▶ EXERCISE PROMPT:
Copy the entries below, from the line containing "Where is each" through the line containing "grid-arc [577,555,908,774]", both lines included. Leave the picture out of your copy.

▶ DATASET EXCERPTS:

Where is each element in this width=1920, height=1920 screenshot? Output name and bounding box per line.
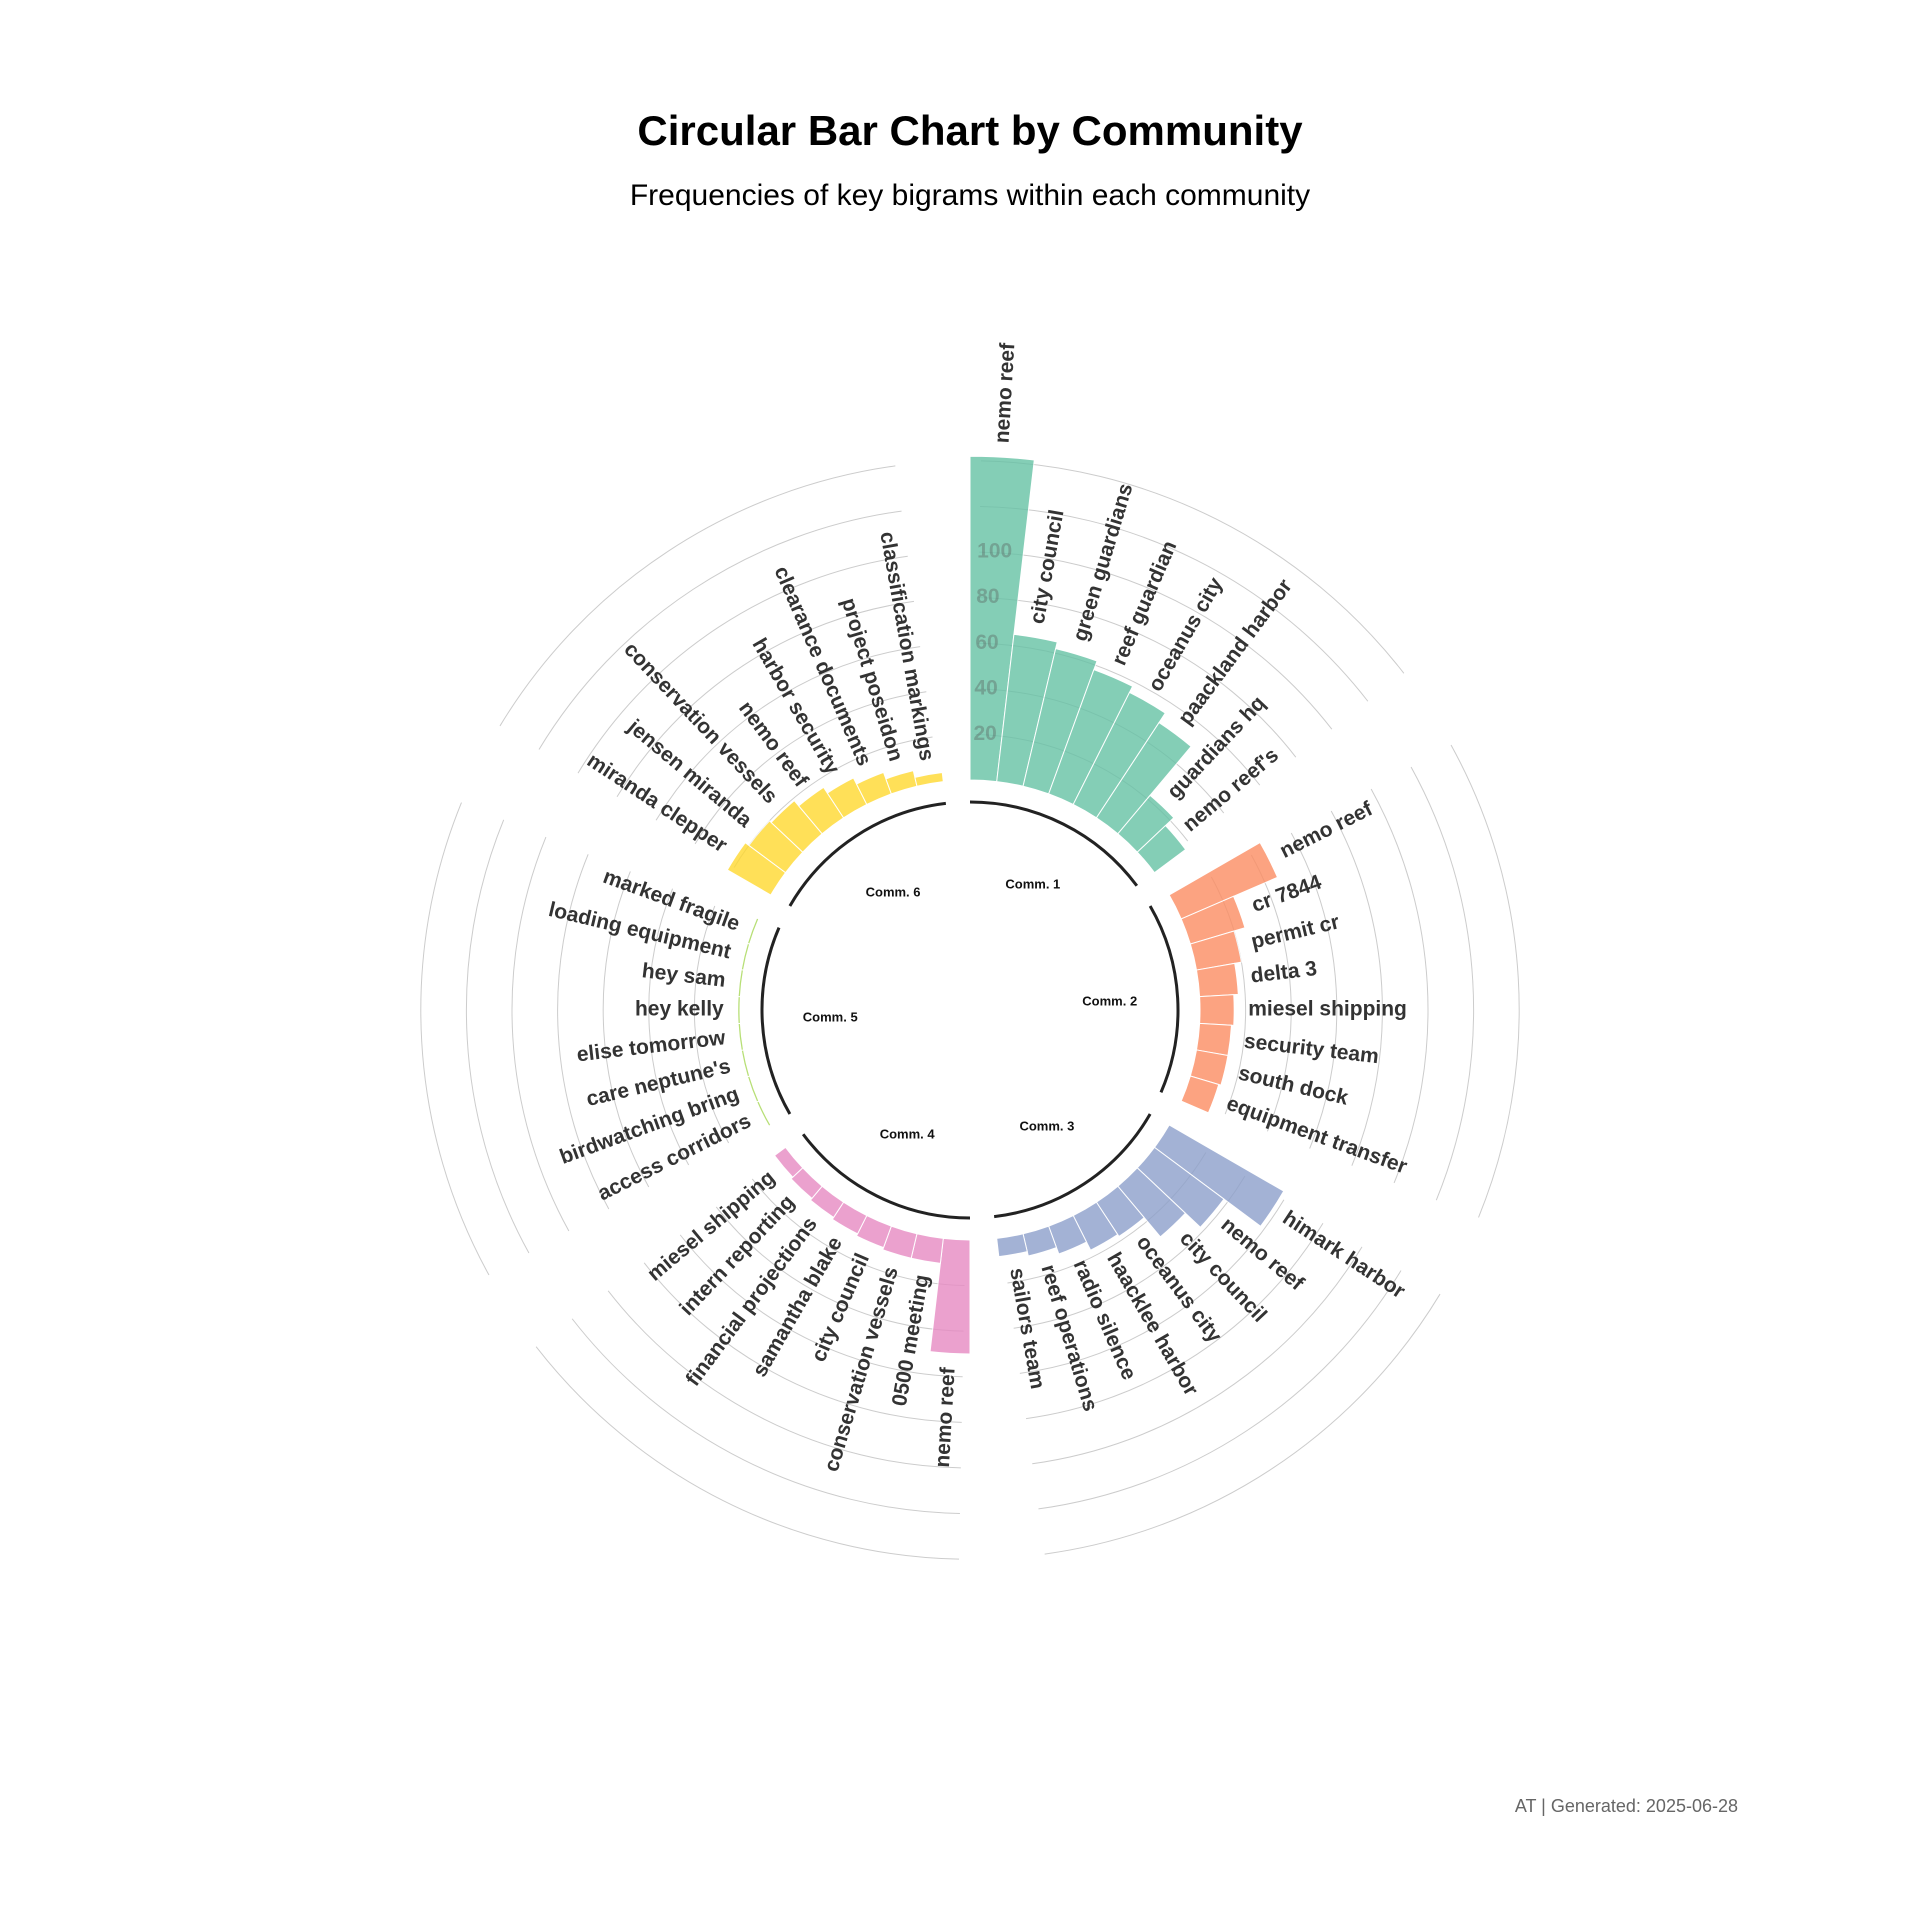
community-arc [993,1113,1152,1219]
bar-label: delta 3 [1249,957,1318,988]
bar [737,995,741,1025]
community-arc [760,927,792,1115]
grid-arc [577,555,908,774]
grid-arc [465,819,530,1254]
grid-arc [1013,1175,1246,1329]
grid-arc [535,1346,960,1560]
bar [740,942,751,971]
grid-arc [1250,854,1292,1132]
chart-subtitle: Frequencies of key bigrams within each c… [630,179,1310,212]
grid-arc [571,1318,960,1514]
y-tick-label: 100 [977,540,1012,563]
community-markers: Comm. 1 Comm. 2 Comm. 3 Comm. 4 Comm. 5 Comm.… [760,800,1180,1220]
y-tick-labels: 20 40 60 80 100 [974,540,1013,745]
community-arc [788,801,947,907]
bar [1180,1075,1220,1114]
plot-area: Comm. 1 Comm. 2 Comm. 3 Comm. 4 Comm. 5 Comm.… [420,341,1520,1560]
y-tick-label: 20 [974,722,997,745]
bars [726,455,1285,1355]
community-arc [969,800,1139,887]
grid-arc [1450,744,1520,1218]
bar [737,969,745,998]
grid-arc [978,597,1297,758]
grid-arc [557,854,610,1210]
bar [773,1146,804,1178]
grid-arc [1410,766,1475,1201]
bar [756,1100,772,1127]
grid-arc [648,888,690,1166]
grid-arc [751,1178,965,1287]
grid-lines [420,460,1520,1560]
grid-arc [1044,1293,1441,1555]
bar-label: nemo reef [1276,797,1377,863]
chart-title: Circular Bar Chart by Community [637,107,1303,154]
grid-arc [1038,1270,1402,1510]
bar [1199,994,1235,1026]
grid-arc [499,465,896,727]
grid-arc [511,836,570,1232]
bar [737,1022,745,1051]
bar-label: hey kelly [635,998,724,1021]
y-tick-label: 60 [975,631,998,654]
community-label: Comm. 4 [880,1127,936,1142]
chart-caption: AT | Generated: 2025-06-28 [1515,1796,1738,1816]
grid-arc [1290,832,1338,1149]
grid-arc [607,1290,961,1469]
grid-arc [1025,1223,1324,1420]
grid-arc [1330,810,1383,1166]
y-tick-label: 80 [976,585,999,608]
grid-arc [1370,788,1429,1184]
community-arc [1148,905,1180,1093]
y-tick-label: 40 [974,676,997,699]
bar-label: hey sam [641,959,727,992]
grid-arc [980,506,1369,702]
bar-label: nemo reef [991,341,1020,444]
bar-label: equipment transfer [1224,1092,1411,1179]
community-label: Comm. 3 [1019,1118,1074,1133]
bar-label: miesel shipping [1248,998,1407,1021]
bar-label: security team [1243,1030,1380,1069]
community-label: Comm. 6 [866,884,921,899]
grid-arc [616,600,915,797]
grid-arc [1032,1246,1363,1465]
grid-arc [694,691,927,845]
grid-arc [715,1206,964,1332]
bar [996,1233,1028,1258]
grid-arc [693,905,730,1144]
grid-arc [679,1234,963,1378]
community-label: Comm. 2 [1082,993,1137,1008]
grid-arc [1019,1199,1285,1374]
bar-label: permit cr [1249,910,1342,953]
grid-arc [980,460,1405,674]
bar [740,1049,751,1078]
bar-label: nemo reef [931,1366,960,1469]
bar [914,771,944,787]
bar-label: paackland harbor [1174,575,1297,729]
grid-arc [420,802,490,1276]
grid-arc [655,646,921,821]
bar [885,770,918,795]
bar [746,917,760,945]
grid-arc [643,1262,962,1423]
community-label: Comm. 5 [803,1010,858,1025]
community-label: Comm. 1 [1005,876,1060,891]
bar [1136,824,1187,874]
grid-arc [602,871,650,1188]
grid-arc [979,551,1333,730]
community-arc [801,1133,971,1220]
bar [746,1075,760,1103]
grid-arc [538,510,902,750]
--
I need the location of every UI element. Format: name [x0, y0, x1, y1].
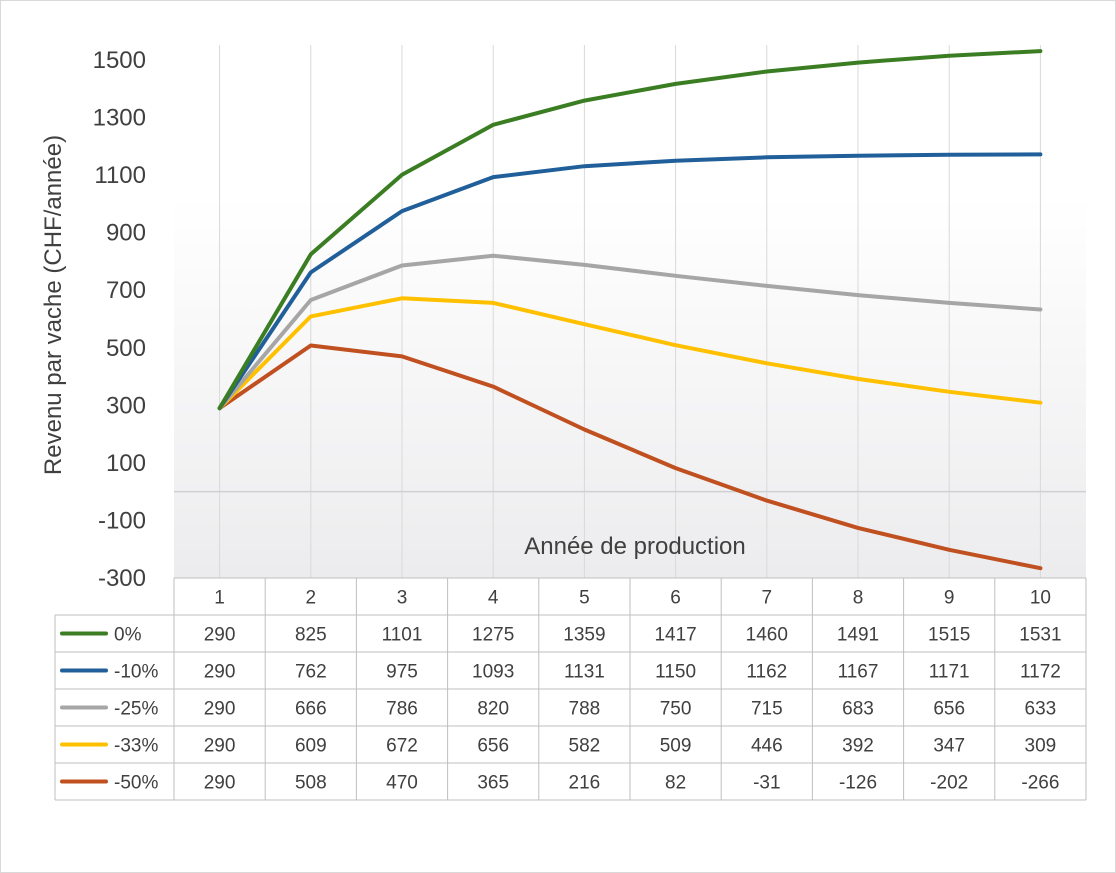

▶ FULL OUTPUT:
Where is each element in this width=1920, height=1920 screenshot? Output name and bounding box per line.
community-arc [993,1113,1152,1219]
bar-label: delta 3 [1249,957,1318,988]
bar [737,995,741,1025]
community-arc [760,927,792,1115]
grid-arc [577,555,908,774]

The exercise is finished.